** begin Data supplied **

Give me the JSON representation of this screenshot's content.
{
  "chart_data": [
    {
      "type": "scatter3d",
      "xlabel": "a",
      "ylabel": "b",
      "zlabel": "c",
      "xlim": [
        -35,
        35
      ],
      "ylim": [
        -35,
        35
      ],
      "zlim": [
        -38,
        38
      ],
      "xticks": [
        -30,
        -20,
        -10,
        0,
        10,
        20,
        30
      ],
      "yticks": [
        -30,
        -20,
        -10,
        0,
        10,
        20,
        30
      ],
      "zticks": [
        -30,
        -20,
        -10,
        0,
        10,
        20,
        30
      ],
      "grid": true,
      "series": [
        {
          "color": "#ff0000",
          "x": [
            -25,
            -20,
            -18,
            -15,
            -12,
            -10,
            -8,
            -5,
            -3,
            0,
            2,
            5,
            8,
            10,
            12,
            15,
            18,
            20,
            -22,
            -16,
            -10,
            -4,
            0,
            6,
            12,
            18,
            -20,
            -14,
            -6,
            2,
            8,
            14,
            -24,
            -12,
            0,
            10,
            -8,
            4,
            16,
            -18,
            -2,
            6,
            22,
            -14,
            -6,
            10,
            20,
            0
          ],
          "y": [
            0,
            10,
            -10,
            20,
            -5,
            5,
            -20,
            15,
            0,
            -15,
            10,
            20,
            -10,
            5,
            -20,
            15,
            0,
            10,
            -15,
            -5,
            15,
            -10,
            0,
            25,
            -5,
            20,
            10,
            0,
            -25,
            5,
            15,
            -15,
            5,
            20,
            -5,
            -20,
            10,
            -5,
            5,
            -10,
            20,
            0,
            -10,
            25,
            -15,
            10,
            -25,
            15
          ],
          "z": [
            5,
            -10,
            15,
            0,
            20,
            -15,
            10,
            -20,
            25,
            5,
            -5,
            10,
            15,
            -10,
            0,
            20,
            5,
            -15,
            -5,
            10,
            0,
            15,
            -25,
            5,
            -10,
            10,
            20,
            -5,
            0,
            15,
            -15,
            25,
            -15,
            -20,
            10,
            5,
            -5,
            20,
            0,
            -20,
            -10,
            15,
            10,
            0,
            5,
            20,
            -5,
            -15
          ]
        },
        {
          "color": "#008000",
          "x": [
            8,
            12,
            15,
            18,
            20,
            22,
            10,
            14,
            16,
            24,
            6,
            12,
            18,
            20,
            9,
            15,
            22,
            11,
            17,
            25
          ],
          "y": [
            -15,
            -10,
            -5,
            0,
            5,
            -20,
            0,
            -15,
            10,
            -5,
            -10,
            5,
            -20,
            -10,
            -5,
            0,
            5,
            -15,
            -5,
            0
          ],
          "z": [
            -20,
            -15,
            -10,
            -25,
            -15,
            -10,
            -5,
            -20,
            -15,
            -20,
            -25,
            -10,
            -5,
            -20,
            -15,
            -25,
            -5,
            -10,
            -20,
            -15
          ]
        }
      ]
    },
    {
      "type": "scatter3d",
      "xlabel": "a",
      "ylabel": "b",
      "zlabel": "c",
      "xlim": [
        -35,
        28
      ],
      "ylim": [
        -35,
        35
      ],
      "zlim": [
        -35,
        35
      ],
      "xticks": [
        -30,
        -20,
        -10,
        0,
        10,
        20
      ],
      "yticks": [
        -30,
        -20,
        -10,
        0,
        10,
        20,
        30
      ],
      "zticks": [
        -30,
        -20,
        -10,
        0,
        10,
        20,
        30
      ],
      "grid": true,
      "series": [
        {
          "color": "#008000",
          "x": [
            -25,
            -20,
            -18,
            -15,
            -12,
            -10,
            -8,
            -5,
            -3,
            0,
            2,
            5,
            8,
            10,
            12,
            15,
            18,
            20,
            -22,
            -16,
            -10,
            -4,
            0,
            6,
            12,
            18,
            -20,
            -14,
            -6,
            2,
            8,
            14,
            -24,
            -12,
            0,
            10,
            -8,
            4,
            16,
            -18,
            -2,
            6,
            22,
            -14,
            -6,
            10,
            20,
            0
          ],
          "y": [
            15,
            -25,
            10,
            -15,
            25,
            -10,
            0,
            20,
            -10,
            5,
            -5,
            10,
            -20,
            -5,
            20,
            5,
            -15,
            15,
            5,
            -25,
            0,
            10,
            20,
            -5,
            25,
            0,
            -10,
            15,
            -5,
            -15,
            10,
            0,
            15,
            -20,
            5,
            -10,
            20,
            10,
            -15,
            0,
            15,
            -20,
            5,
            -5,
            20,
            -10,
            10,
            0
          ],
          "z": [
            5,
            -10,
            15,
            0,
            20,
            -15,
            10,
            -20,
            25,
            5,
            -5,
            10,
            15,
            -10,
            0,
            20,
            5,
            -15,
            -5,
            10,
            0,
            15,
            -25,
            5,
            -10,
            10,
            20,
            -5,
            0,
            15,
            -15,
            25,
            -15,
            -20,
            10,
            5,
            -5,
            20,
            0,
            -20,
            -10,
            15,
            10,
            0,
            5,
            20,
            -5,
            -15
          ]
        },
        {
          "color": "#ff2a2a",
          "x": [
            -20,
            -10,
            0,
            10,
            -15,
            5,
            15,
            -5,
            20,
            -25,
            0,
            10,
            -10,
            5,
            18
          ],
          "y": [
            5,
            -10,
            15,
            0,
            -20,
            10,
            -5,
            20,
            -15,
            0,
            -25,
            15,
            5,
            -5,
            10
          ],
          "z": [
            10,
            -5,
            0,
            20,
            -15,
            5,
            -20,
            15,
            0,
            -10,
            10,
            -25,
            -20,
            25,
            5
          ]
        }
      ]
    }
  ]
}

** end Data supplied **

Goal:
Take the records above and return them exactly as written.

Answer for this exercise:
Give me the JSON representation of this screenshot's content.
{
  "chart_data": [
    {
      "type": "scatter3d",
      "xlabel": "a",
      "ylabel": "b",
      "zlabel": "c",
      "xlim": [
        -35,
        35
      ],
      "ylim": [
        -35,
        35
      ],
      "zlim": [
        -38,
        38
      ],
      "xticks": [
        -30,
        -20,
        -10,
        0,
        10,
        20,
        30
      ],
      "yticks": [
        -30,
        -20,
        -10,
        0,
        10,
        20,
        30
      ],
      "zticks": [
        -30,
        -20,
        -10,
        0,
        10,
        20,
        30
      ],
      "grid": true,
      "series": [
        {
          "color": "#ff0000",
          "x": [
            -25,
            -20,
            -18,
            -15,
            -12,
            -10,
            -8,
            -5,
            -3,
            0,
            2,
            5,
            8,
            10,
            12,
            15,
            18,
            20,
            -22,
            -16,
            -10,
            -4,
            0,
            6,
            12,
            18,
            -20,
            -14,
            -6,
            2,
            8,
            14,
            -24,
            -12,
            0,
            10,
            -8,
            4,
            16,
            -18,
            -2,
            6,
            22,
            -14,
            -6,
            10,
            20,
            0
          ],
          "y": [
            0,
            10,
            -10,
            20,
            -5,
            5,
            -20,
            15,
            0,
            -15,
            10,
            20,
            -10,
            5,
            -20,
            15,
            0,
            10,
            -15,
            -5,
            15,
            -10,
            0,
            25,
            -5,
            20,
            10,
            0,
            -25,
            5,
            15,
            -15,
            5,
            20,
            -5,
            -20,
            10,
            -5,
            5,
            -10,
            20,
            0,
            -10,
            25,
            -15,
            10,
            -25,
            15
          ],
          "z": [
            5,
            -10,
            15,
            0,
            20,
            -15,
            10,
            -20,
            25,
            5,
            -5,
            10,
            15,
            -10,
            0,
            20,
            5,
            -15,
            -5,
            10,
            0,
            15,
            -25,
            5,
            -10,
            10,
            20,
            -5,
            0,
            15,
            -15,
            25,
            -15,
            -20,
            10,
            5,
            -5,
            20,
            0,
            -20,
            -10,
            15,
            10,
            0,
            5,
            20,
            -5,
            -15
          ]
        },
        {
          "color": "#008000",
          "x": [
            8,
            12,
            15,
            18,
            20,
            22,
            10,
            14,
            16,
            24,
            6,
            12,
            18,
            20,
            9,
            15,
            22,
            11,
            17,
            25
          ],
          "y": [
            -15,
            -10,
            -5,
            0,
            5,
            -20,
            0,
            -15,
            10,
            -5,
            -10,
            5,
            -20,
            -10,
            -5,
            0,
            5,
            -15,
            -5,
            0
          ],
          "z": [
            -20,
            -15,
            -10,
            -25,
            -15,
            -10,
            -5,
            -20,
            -15,
            -20,
            -25,
            -10,
            -5,
            -20,
            -15,
            -25,
            -5,
            -10,
            -20,
            -15
          ]
        }
      ]
    },
    {
      "type": "scatter3d",
      "xlabel": "a",
      "ylabel": "b",
      "zlabel": "c",
      "xlim": [
        -35,
        28
      ],
      "ylim": [
        -35,
        35
      ],
      "zlim": [
        -35,
        35
      ],
      "xticks": [
        -30,
        -20,
        -10,
        0,
        10,
        20
      ],
      "yticks": [
        -30,
        -20,
        -10,
        0,
        10,
        20,
        30
      ],
      "zticks": [
        -30,
        -20,
        -10,
        0,
        10,
        20,
        30
      ],
      "grid": true,
      "series": [
        {
          "color": "#008000",
          "x": [
            -25,
            -20,
            -18,
            -15,
            -12,
            -10,
            -8,
            -5,
            -3,
            0,
            2,
            5,
            8,
            10,
            12,
            15,
            18,
            20,
            -22,
            -16,
            -10,
            -4,
            0,
            6,
            12,
            18,
            -20,
            -14,
            -6,
            2,
            8,
            14,
            -24,
            -12,
            0,
            10,
            -8,
            4,
            16,
            -18,
            -2,
            6,
            22,
            -14,
            -6,
            10,
            20,
            0
          ],
          "y": [
            15,
            -25,
            10,
            -15,
            25,
            -10,
            0,
            20,
            -10,
            5,
            -5,
            10,
            -20,
            -5,
            20,
            5,
            -15,
            15,
            5,
            -25,
            0,
            10,
            20,
            -5,
            25,
            0,
            -10,
            15,
            -5,
            -15,
            10,
            0,
            15,
            -20,
            5,
            -10,
            20,
            10,
            -15,
            0,
            15,
            -20,
            5,
            -5,
            20,
            -10,
            10,
            0
          ],
          "z": [
            5,
            -10,
            15,
            0,
            20,
            -15,
            10,
            -20,
            25,
            5,
            -5,
            10,
            15,
            -10,
            0,
            20,
            5,
            -15,
            -5,
            10,
            0,
            15,
            -25,
            5,
            -10,
            10,
            20,
            -5,
            0,
            15,
            -15,
            25,
            -15,
            -20,
            10,
            5,
            -5,
            20,
            0,
            -20,
            -10,
            15,
            10,
            0,
            5,
            20,
            -5,
            -15
          ]
        },
        {
          "color": "#ff2a2a",
          "x": [
            -20,
            -10,
            0,
            10,
            -15,
            5,
            15,
            -5,
            20,
            -25,
            0,
            10,
            -10,
            5,
            18
          ],
          "y": [
            5,
            -10,
            15,
            0,
            -20,
            10,
            -5,
            20,
            -15,
            0,
            -25,
            15,
            5,
            -5,
            10
          ],
          "z": [
            10,
            -5,
            0,
            20,
            -15,
            5,
            -20,
            15,
            0,
            -10,
            10,
            -25,
            -20,
            25,
            5
          ]
        }
      ]
    }
  ]
}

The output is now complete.